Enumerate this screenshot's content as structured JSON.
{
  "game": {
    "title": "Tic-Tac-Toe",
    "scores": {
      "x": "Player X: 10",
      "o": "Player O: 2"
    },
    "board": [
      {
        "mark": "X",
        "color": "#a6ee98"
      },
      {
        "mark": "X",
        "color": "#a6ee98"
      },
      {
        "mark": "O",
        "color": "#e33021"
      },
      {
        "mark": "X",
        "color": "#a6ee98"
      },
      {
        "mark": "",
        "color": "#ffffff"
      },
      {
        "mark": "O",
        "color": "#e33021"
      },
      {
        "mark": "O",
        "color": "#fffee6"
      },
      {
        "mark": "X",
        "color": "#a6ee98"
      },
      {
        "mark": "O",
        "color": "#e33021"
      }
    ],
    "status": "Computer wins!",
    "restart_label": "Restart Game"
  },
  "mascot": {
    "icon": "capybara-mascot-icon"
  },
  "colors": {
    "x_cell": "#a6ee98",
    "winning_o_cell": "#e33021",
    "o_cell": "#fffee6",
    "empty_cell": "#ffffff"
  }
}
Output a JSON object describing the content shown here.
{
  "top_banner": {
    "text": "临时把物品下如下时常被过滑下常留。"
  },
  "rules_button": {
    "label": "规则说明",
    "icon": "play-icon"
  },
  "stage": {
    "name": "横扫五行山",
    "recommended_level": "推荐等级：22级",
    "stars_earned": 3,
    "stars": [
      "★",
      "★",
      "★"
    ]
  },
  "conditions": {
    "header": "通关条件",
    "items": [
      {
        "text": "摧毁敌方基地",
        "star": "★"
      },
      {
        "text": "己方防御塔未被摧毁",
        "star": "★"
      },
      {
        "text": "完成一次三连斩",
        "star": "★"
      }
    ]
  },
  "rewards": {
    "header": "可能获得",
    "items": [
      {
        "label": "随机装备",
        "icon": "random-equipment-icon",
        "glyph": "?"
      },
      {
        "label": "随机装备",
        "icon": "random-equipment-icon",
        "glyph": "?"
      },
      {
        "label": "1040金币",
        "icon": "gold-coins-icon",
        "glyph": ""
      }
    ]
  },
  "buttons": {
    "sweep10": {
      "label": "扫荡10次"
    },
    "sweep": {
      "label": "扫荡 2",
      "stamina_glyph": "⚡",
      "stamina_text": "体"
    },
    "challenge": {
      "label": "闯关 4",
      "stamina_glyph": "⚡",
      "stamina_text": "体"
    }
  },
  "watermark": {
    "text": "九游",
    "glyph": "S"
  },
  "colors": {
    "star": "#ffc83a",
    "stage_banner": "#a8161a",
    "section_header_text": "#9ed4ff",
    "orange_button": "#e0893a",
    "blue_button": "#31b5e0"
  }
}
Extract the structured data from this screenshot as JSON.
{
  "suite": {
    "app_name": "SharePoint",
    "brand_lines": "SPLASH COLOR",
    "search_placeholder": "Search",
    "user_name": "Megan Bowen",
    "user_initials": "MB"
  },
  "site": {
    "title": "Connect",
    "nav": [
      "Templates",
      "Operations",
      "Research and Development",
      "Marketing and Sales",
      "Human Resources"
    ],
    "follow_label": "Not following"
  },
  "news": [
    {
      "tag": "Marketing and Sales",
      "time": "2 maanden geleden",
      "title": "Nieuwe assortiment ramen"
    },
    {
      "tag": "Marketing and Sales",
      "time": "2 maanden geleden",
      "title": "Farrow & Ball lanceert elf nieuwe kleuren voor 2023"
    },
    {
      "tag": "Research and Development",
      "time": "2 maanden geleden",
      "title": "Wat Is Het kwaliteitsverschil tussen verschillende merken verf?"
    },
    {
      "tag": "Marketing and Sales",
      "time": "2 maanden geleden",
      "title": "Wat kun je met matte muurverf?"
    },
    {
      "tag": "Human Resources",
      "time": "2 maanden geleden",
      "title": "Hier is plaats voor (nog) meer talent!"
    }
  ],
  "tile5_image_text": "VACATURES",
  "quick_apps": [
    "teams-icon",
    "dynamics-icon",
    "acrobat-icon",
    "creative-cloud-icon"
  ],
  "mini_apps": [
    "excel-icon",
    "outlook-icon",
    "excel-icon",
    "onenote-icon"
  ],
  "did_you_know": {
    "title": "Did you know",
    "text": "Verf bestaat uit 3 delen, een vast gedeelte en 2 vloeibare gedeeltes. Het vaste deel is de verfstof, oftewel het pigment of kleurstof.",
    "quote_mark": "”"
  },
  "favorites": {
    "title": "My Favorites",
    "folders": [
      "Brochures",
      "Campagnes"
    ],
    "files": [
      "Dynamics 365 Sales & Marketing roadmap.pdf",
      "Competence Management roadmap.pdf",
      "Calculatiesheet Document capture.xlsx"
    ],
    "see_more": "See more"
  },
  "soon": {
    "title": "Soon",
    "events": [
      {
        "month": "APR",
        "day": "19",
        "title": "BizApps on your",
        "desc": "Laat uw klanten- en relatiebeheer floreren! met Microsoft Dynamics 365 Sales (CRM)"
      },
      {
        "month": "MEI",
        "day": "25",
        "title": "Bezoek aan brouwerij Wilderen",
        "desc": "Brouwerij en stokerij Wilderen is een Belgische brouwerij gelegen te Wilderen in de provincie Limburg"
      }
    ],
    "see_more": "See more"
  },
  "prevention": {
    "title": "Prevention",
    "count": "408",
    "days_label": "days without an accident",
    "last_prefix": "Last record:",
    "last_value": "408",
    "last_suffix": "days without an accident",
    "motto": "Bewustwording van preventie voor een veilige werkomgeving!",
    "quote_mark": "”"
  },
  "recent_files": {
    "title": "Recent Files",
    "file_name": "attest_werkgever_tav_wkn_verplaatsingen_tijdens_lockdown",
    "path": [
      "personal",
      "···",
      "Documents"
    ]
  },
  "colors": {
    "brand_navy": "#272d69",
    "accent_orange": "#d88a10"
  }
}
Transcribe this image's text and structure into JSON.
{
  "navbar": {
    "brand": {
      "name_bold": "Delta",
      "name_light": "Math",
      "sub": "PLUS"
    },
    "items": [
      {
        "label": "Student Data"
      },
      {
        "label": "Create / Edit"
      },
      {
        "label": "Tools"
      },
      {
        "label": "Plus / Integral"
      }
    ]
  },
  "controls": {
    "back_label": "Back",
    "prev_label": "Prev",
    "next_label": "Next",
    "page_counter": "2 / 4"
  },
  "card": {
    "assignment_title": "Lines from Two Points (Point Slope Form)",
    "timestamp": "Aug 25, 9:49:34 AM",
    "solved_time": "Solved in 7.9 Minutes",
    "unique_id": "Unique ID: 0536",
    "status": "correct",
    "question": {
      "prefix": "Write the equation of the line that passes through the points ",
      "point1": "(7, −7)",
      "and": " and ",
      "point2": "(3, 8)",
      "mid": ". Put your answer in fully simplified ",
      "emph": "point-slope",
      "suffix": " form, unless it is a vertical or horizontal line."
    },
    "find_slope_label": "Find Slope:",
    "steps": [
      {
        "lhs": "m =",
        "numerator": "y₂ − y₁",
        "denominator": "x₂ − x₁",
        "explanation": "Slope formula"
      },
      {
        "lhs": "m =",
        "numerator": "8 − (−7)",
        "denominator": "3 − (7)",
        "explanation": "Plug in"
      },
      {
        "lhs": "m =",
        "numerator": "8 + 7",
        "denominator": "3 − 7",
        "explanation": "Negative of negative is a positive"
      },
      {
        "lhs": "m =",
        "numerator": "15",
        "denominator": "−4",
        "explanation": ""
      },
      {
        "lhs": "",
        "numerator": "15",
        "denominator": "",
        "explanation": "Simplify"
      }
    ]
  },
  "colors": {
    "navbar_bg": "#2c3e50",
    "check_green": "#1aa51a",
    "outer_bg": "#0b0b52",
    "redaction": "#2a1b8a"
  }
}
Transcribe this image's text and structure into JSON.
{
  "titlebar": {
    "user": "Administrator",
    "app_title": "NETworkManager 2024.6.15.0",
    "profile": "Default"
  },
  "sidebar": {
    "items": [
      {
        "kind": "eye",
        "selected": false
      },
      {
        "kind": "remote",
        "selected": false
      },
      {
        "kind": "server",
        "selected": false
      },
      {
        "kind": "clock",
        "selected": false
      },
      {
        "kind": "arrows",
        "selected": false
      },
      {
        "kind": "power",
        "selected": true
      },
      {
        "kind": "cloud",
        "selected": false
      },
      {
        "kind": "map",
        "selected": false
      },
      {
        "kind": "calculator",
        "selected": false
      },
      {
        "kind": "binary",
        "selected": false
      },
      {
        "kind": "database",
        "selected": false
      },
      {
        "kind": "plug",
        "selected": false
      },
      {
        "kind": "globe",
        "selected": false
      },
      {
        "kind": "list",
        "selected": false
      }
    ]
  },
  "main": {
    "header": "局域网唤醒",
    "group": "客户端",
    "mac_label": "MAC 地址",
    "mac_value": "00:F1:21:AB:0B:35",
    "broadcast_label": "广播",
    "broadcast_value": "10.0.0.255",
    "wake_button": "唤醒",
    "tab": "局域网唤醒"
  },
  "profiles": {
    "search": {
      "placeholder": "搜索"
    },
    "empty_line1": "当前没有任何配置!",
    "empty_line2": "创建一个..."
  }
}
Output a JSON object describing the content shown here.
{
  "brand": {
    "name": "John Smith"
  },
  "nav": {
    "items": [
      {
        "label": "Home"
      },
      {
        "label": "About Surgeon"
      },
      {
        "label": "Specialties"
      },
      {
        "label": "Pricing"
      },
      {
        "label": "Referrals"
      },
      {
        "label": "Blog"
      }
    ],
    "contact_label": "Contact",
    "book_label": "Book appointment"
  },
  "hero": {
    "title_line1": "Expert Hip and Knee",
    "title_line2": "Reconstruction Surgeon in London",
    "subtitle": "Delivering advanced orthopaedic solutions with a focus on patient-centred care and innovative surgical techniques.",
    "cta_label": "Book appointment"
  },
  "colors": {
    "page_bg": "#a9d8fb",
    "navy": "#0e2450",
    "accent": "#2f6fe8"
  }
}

········

Task to complete = Extract each line holding the word "days" from the records.

Response to this task =
    "days_label": "days without an accident",
    "last_suffix": "days without an accident",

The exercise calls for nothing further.